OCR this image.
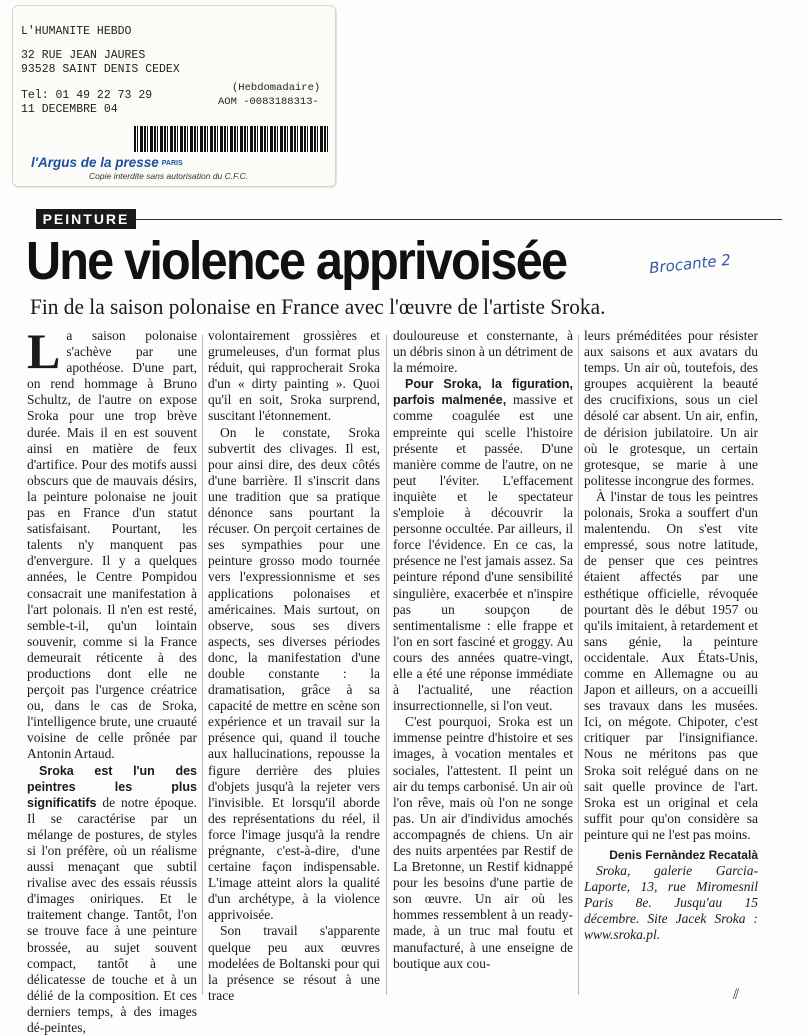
L'HUMANITE HEBDO
32 RUE JEAN JAURES
93528 SAINT DENIS CEDEX
Tel: 01 49 22 73 29
(Hebdomadaire)
11 DECEMBRE 04
AOM -0083188313-
l'Argus de la presse PARIS
Copie interdite sans autorisation du C.F.C.
PEINTURE
Une violence apprivoisée	Brocante 2
Fin de la saison polonaise en France avec l'œuvre de l'artiste Sroka.

La saison polonaise s'achève par une apothéose. D'une part, on rend hommage à Bruno Schultz, de l'autre on expose Sroka pour une trop brève durée. Mais il en est souvent ainsi en matière de feux d'artifice. Pour des motifs aussi obscurs que de mauvais désirs, la peinture polonaise ne jouit pas en France d'un statut satisfaisant. Pourtant, les talents n'y manquent pas d'envergure. Il y a quelques années, le Centre Pompidou consacrait une manifestation à l'art polonais. Il n'en est resté, semble-t-il, qu'un lointain souvenir, comme si la France demeurait réticente à des productions dont elle ne perçoit pas l'urgence créatrice ou, dans le cas de Sroka, l'intelligence brute, une cruauté voisine de celle prônée par Antonin Artaud.

Sroka est l'un des peintres les plus significatifs de notre époque. Il se caractérise par un mélange de postures, de styles si l'on préfère, où un réalisme aussi menaçant que subtil rivalise avec des essais réussis d'images oniriques. Et le traitement change. Tantôt, l'on se trouve face à une peinture brossée, au sujet souvent compact, tantôt à une délicatesse de touche et à un délié de la composition. Et ces derniers temps, à des images dé-peintes,

volontairement grossières et grumeleuses, d'un format plus réduit, qui rapprocherait Sroka d'un « dirty painting ». Quoi qu'il en soit, Sroka surprend, suscitant l'étonnement.

On le constate, Sroka subvertit des clivages. Il est, pour ainsi dire, des deux côtés d'une barrière. Il s'inscrit dans une tradition que sa pratique dénonce sans pourtant la récuser. On perçoit certaines de ses sympathies pour une peinture grosso modo tournée vers l'expressionnisme et ses applications polonaises et américaines. Mais surtout, on observe, sous ses divers aspects, ses diverses périodes donc, la manifestation d'une double constante : la dramatisation, grâce à sa capacité de mettre en scène son expérience et un travail sur la présence qui, quand il touche aux hallucinations, repousse la figure derrière des pluies d'objets jusqu'à la rejeter vers l'invisible. Et lorsqu'il aborde des représentations du réel, il force l'image jusqu'à la rendre prégnante, c'est-à-dire, d'une certaine façon indispensable. L'image atteint alors la qualité d'un archétype, à la violence apprivoisée.

Son travail s'apparente quelque peu aux œuvres modelées de Boltanski pour qui la présence se résout à une trace

douloureuse et consternante, à un débris sinon à un détriment de la mémoire.

Pour Sroka, la figuration, parfois malmenée, massive et comme coagulée est une empreinte qui scelle l'histoire présente et passée. D'une manière comme de l'autre, on ne peut l'éviter. L'effacement inquiète et le spectateur s'emploie à découvrir la personne occultée. Par ailleurs, il force l'évidence. En ce cas, la présence ne l'est jamais assez. Sa peinture répond d'une sensibilité singulière, exacerbée et n'inspire pas un soupçon de sentimentalisme : elle frappe et l'on en sort fasciné et groggy. Au cours des années quatre-vingt, elle a été une réponse immédiate à l'actualité, une réaction insurrectionnelle, si l'on veut.

C'est pourquoi, Sroka est un immense peintre d'histoire et ses images, à vocation mentales et sociales, l'attestent. Il peint un air du temps carbonisé. Un air où l'on rêve, mais où l'on ne songe pas. Un air d'individus amochés accompagnés de chiens. Un air des nuits arpentées par Restif de La Bretonne, un Restif kidnappé pour les besoins d'une partie de son œuvre. Un air où les hommes ressemblent à un ready-made, à un truc mal foutu et manufacturé, à une enseigne de boutique aux cou-

leurs préméditées pour résister aux saisons et aux avatars du temps. Un air où, toutefois, des groupes acquièrent la beauté des crucifixions, sous un ciel désolé car absent. Un air, enfin, de dérision jubilatoire. Un air où le grotesque, un certain grotesque, se marie à une politesse incongrue des formes.

À l'instar de tous les peintres polonais, Sroka a souffert d'un malentendu. On s'est vite empressé, sous notre latitude, de penser que ces peintres étaient affectés par une esthétique officielle, révoquée pourtant dès le début 1957 ou qu'ils imitaient, à retardement et sans génie, la peinture occidentale. Aux États-Unis, comme en Allemagne ou au Japon et ailleurs, on a accueilli ses travaux dans les musées. Ici, on mégote. Chipoter, c'est critiquer par l'insignifiance. Nous ne méritons pas que Sroka soit relégué dans on ne sait quelle province de l'art. Sroka est un original et cela suffit pour qu'on considère sa peinture qui ne l'est pas moins.

Denis Fernàndez Recatalà

Sroka, galerie Garcia-Laporte, 13, rue Miromesnil Paris 8e. Jusqu'au 15 décembre. Site Jacek Sroka : www.sroka.pl.

⫽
════════════════════
Going through the entries above, tally each line that has the word "aussi". Answer with the number only.

2